Print out every line, exactly as written.

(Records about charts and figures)
────────────────

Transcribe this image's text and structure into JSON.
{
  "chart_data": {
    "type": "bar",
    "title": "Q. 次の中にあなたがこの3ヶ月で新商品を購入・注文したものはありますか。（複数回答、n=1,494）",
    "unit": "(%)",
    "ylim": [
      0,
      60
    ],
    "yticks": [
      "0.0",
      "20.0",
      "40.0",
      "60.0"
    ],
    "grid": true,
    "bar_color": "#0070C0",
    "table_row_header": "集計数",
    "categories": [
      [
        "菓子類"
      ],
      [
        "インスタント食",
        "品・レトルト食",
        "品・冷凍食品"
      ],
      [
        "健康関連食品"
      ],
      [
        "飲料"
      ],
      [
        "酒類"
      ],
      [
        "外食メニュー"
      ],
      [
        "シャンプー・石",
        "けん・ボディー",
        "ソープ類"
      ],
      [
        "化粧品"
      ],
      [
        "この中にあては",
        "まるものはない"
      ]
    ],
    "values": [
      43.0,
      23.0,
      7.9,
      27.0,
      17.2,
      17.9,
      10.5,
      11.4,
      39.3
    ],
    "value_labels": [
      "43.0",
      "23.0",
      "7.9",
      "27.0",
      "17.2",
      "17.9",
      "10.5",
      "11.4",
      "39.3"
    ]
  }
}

────────────────

Solution for this exercise:
Transcribe this image's text and structure into JSON.
{
  "chart_data": {
    "type": "bar",
    "title": "Q. 次の中にあなたがこの3ヶ月で新商品を購入・注文したものはありますか。（複数回答、n=1,494）",
    "unit": "(%)",
    "ylim": [
      0,
      60
    ],
    "yticks": [
      "0.0",
      "20.0",
      "40.0",
      "60.0"
    ],
    "grid": true,
    "bar_color": "#0070C0",
    "table_row_header": "集計数",
    "categories": [
      [
        "菓子類"
      ],
      [
        "インスタント食",
        "品・レトルト食",
        "品・冷凍食品"
      ],
      [
        "健康関連食品"
      ],
      [
        "飲料"
      ],
      [
        "酒類"
      ],
      [
        "外食メニュー"
      ],
      [
        "シャンプー・石",
        "けん・ボディー",
        "ソープ類"
      ],
      [
        "化粧品"
      ],
      [
        "この中にあては",
        "まるものはない"
      ]
    ],
    "values": [
      43.0,
      23.0,
      7.9,
      27.0,
      17.2,
      17.9,
      10.5,
      11.4,
      39.3
    ],
    "value_labels": [
      "43.0",
      "23.0",
      "7.9",
      "27.0",
      "17.2",
      "17.9",
      "10.5",
      "11.4",
      "39.3"
    ]
  }
}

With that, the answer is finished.